(A run of records)
* * * * * * *
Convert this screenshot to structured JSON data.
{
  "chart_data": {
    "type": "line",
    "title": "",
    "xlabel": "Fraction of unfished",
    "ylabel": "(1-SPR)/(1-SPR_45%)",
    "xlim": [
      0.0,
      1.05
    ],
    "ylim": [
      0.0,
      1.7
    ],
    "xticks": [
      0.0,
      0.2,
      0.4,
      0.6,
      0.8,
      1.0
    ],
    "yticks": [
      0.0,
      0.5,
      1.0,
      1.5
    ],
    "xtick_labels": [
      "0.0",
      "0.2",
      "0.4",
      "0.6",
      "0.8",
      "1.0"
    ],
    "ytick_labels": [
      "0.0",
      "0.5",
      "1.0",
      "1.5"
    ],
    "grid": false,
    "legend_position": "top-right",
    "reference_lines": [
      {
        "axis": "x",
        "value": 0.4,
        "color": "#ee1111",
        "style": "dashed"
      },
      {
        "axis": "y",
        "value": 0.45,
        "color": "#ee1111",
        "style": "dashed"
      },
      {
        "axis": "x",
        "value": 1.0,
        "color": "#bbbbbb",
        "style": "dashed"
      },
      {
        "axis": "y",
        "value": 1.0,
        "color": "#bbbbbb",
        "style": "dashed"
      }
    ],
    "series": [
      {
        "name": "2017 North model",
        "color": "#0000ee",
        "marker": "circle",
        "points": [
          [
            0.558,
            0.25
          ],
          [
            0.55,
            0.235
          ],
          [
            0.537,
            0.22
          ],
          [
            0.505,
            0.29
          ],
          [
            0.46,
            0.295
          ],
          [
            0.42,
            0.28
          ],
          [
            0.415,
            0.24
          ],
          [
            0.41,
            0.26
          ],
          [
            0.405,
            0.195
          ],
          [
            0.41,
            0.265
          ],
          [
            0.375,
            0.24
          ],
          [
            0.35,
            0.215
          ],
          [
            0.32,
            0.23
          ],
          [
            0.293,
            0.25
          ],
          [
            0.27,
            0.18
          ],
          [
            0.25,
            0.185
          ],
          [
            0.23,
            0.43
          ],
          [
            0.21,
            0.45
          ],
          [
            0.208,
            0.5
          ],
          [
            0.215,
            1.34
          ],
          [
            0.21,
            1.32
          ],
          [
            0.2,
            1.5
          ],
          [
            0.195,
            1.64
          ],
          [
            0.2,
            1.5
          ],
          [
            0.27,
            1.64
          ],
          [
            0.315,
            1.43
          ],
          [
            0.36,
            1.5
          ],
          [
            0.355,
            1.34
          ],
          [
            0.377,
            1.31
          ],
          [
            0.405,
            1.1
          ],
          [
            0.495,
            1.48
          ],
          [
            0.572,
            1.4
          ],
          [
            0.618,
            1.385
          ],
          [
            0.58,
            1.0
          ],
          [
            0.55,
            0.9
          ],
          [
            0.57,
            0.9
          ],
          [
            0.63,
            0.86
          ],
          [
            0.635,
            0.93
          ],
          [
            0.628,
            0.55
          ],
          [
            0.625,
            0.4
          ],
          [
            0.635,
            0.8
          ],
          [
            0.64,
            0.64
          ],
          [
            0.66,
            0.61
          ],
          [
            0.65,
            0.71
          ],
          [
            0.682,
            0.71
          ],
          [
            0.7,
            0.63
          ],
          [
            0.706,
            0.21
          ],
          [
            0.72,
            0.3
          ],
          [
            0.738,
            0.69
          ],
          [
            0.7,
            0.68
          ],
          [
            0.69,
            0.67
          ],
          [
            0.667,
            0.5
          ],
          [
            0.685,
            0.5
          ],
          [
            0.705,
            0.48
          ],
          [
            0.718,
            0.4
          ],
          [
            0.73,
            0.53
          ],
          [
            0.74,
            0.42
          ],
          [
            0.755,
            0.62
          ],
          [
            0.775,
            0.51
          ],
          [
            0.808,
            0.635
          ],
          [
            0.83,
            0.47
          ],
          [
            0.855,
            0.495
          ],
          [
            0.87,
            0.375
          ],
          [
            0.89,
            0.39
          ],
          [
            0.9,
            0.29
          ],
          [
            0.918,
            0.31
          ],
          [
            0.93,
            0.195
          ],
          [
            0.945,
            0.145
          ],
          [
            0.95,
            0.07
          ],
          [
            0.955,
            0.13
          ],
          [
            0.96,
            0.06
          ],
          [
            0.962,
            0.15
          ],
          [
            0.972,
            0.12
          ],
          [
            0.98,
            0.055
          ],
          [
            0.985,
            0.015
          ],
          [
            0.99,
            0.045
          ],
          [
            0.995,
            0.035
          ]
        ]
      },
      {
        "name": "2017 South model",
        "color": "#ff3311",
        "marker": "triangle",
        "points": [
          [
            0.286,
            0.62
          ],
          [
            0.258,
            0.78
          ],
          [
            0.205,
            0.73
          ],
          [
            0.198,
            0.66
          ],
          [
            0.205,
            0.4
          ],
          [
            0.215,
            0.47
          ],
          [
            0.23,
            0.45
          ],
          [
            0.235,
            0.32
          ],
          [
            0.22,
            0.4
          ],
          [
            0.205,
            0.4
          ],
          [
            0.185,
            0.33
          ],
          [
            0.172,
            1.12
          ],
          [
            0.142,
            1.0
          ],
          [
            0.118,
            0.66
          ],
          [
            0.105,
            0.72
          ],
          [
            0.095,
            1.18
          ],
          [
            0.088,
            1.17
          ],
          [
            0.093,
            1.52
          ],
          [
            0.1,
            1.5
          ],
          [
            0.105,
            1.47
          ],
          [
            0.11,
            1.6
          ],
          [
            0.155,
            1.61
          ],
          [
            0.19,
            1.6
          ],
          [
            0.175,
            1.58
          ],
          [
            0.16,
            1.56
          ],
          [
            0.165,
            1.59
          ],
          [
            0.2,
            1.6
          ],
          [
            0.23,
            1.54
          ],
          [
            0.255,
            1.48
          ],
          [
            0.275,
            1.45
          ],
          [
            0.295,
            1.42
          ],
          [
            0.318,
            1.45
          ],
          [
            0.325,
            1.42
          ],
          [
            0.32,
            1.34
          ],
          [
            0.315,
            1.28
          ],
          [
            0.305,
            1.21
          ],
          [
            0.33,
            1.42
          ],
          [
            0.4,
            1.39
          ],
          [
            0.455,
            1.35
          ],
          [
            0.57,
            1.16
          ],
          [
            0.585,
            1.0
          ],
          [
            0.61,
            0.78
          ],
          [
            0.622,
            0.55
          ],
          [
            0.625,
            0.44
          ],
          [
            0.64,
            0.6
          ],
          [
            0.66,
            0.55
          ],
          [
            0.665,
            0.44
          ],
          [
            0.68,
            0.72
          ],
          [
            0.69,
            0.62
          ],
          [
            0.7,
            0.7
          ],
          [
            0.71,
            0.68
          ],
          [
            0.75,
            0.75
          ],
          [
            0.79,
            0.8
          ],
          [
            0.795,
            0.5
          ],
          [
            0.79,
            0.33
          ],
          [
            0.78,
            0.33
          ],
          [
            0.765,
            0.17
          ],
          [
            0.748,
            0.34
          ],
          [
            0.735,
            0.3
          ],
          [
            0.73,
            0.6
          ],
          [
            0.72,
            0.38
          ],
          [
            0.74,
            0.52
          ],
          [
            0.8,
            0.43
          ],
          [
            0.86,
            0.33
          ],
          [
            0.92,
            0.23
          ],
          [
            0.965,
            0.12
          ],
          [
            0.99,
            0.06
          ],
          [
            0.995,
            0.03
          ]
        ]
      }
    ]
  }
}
* * * * * * *
EXERCISE DESCRIPTION — Read through the entries and copy every line that includes "model".

FULL RESPONSE —
        "name": "2017 North model",
        "name": "2017 South model",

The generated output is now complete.